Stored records
=-=-=

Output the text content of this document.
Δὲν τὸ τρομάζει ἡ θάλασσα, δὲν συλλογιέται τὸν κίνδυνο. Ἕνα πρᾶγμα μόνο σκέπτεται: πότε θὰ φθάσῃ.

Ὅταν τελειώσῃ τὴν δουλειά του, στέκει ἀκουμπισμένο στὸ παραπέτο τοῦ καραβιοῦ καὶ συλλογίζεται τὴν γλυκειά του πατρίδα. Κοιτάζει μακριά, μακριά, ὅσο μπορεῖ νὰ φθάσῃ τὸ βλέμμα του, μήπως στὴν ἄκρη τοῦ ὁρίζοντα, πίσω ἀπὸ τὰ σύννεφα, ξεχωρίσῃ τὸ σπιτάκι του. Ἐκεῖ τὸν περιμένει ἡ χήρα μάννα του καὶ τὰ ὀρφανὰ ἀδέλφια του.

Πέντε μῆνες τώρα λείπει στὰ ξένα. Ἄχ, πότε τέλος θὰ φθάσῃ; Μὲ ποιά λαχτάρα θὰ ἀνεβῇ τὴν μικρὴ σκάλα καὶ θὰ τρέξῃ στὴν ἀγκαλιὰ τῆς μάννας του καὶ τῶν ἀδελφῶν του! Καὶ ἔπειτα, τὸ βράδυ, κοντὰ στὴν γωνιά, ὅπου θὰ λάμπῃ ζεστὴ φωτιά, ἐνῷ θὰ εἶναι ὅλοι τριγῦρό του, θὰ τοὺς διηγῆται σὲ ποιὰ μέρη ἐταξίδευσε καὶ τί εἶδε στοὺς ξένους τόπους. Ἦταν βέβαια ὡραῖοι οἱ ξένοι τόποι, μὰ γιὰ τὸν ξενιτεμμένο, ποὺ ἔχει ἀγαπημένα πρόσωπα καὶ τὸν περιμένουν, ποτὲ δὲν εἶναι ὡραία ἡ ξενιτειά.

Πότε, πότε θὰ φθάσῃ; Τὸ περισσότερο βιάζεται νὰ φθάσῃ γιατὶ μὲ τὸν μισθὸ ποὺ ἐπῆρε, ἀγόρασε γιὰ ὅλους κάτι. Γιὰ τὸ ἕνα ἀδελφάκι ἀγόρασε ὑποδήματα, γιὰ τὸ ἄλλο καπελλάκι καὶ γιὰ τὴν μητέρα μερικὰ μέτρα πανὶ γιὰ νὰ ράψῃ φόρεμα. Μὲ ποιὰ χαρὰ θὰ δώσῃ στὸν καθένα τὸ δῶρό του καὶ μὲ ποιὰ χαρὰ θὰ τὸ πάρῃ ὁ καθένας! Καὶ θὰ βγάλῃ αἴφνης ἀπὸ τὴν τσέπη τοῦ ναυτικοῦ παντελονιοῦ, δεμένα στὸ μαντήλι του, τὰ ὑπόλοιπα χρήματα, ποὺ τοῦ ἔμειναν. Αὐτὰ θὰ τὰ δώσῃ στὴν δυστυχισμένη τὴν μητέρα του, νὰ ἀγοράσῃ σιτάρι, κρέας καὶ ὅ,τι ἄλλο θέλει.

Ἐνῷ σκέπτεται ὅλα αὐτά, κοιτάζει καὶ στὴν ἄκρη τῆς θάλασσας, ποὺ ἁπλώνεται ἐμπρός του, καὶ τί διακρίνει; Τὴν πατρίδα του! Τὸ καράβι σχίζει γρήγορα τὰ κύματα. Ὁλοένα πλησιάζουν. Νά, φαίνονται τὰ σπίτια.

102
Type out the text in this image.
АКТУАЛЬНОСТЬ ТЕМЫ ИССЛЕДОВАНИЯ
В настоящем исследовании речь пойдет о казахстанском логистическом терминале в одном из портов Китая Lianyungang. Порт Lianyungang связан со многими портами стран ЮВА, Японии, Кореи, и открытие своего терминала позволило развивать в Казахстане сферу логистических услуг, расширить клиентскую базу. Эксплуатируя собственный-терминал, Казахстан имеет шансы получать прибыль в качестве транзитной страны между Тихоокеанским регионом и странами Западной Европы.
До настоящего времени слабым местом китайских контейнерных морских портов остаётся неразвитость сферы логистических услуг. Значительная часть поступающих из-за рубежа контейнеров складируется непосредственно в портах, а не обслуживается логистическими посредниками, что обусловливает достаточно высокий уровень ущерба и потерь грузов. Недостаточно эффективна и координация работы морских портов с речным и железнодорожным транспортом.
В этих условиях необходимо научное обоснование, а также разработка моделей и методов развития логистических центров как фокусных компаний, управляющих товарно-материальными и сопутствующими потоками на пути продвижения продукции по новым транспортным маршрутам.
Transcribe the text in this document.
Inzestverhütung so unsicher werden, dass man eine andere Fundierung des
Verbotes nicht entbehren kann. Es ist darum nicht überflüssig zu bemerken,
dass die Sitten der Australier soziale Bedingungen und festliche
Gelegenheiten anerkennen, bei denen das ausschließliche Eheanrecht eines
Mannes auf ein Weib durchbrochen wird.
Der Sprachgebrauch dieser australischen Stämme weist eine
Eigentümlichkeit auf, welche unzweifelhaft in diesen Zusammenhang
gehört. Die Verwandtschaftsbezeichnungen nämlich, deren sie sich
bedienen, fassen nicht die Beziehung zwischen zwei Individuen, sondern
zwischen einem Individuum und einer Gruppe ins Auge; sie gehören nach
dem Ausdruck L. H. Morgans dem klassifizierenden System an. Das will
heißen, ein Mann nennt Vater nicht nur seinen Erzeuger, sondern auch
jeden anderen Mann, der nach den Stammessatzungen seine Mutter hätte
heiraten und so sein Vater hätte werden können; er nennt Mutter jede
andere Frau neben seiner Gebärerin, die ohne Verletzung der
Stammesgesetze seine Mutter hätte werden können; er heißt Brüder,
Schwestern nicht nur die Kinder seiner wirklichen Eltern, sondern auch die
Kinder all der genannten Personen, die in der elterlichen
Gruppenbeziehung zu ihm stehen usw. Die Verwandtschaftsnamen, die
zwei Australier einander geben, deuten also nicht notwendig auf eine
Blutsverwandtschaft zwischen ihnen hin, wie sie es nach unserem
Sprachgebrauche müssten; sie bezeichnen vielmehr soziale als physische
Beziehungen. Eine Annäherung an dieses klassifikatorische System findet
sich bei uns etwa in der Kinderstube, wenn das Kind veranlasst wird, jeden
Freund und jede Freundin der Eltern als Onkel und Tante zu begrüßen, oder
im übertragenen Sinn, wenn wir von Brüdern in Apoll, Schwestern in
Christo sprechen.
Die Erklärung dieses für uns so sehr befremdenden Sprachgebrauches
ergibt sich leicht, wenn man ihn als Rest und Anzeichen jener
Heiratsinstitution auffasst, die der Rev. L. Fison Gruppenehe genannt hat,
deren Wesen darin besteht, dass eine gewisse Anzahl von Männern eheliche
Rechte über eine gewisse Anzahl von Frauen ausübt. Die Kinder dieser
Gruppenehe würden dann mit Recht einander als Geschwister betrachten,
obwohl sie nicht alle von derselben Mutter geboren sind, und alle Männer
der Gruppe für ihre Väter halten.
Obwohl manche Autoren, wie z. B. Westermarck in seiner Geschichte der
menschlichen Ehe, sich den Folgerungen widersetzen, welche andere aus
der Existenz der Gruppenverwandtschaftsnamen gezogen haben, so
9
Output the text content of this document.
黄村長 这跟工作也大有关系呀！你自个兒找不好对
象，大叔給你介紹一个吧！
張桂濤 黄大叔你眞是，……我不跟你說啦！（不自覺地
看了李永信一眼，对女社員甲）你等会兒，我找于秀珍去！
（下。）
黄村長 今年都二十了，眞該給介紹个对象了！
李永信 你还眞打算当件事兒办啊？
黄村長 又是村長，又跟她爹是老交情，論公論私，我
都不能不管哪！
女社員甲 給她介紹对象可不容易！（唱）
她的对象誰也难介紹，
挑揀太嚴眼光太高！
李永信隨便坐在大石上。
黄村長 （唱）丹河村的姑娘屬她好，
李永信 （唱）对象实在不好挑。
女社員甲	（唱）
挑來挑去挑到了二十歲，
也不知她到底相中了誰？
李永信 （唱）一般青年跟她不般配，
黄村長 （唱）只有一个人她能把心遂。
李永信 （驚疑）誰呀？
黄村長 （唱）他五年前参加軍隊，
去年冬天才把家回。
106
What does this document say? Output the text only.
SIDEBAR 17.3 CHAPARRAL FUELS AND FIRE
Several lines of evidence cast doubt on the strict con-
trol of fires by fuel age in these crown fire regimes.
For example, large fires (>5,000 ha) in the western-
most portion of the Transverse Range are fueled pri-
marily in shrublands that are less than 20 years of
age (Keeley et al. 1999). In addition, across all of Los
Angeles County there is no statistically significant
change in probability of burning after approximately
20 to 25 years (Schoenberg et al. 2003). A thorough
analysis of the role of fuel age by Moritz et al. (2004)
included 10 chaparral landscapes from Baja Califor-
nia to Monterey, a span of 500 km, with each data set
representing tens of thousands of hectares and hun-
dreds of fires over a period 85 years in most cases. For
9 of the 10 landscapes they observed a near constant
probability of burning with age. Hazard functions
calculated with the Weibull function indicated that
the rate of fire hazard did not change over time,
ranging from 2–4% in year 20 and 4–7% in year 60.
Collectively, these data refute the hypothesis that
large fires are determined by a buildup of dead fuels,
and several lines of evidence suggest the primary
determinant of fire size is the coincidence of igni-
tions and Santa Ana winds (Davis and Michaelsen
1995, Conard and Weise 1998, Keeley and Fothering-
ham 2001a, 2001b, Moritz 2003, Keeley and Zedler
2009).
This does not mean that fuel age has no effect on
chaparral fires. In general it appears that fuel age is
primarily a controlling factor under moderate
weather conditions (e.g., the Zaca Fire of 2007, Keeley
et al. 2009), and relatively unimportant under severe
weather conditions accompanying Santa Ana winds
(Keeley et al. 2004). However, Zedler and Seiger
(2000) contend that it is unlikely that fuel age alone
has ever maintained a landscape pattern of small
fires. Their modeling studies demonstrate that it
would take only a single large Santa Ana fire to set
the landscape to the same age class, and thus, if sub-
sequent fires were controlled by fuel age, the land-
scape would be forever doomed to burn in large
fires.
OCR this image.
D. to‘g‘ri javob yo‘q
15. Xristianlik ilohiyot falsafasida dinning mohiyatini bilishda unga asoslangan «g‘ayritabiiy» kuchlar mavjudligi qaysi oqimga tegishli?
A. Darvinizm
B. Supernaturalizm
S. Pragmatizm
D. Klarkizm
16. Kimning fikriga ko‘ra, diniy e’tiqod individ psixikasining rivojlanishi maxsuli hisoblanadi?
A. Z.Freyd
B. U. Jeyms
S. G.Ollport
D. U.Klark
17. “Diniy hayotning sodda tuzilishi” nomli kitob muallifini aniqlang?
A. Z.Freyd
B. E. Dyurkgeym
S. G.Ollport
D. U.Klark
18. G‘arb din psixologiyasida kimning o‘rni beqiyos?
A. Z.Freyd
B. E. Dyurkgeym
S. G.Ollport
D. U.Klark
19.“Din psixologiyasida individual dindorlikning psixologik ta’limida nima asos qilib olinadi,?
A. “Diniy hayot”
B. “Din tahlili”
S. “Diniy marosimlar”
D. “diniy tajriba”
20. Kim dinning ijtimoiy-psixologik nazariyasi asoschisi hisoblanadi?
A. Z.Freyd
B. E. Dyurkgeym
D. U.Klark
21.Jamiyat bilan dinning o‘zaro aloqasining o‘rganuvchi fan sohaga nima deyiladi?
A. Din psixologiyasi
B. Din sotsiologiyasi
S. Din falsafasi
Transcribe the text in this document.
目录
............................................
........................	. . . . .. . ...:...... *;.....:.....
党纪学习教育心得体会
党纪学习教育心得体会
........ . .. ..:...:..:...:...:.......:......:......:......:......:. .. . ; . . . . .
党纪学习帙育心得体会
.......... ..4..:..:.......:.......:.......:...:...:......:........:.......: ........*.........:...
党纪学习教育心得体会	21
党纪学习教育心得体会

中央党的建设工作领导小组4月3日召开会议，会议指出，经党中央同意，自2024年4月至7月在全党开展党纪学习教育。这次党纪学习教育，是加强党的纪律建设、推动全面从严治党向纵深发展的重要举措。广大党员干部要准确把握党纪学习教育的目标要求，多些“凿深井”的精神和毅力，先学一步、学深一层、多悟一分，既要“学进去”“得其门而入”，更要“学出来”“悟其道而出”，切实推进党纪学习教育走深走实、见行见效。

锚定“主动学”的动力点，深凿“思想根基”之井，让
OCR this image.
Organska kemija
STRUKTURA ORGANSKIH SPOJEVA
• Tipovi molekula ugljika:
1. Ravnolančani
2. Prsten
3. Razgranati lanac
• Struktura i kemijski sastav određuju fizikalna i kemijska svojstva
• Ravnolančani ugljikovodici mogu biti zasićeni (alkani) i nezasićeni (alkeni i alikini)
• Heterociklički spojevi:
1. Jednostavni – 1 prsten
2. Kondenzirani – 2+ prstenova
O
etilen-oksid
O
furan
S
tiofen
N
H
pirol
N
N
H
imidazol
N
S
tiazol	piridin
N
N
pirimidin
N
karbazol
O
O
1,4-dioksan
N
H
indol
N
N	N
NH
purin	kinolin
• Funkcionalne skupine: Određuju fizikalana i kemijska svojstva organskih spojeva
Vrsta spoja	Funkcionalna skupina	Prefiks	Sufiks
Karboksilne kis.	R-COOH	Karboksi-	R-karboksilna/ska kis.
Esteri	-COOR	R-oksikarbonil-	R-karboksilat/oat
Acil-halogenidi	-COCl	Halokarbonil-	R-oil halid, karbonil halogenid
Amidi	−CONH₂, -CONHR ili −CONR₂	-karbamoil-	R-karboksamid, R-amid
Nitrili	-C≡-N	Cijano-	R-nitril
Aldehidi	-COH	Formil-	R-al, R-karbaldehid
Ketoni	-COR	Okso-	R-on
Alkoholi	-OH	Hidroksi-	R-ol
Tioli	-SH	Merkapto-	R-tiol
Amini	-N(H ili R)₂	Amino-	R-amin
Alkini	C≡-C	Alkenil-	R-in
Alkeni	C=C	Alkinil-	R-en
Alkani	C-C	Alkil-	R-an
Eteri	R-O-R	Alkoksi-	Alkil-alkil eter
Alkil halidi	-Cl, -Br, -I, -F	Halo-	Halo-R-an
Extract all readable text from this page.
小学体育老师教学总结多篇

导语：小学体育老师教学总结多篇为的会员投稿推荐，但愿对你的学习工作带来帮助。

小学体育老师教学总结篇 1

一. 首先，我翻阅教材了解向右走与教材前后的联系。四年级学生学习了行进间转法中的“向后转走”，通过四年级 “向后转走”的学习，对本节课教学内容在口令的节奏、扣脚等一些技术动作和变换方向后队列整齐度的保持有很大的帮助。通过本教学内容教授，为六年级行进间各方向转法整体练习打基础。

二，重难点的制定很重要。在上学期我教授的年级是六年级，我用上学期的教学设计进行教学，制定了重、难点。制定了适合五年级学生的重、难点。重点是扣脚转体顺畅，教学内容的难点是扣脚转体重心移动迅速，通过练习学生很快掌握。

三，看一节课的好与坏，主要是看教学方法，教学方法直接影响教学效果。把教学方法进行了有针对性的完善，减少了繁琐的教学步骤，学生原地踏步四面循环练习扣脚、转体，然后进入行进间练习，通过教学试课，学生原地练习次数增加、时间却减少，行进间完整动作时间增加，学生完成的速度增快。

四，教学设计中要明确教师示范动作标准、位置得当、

=-=-=

*Problem:* Print again the material above, limited to the lines from the one holding "Extract all readable text from this page." through the last, inclusive.

*Exercise result:*
Extract all readable text from this page.
小学体育老师教学总结多篇

导语：小学体育老师教学总结多篇为的会员投稿推荐，但愿对你的学习工作带来帮助。

小学体育老师教学总结篇 1

一. 首先，我翻阅教材了解向右走与教材前后的联系。四年级学生学习了行进间转法中的“向后转走”，通过四年级 “向后转走”的学习，对本节课教学内容在口令的节奏、扣脚等一些技术动作和变换方向后队列整齐度的保持有很大的帮助。通过本教学内容教授，为六年级行进间各方向转法整体练习打基础。

二，重难点的制定很重要。在上学期我教授的年级是六年级，我用上学期的教学设计进行教学，制定了重、难点。制定了适合五年级学生的重、难点。重点是扣脚转体顺畅，教学内容的难点是扣脚转体重心移动迅速，通过练习学生很快掌握。

三，看一节课的好与坏，主要是看教学方法，教学方法直接影响教学效果。把教学方法进行了有针对性的完善，减少了繁琐的教学步骤，学生原地踏步四面循环练习扣脚、转体，然后进入行进间练习，通过教学试课，学生原地练习次数增加、时间却减少，行进间完整动作时间增加，学生完成的速度增快。

四，教学设计中要明确教师示范动作标准、位置得当、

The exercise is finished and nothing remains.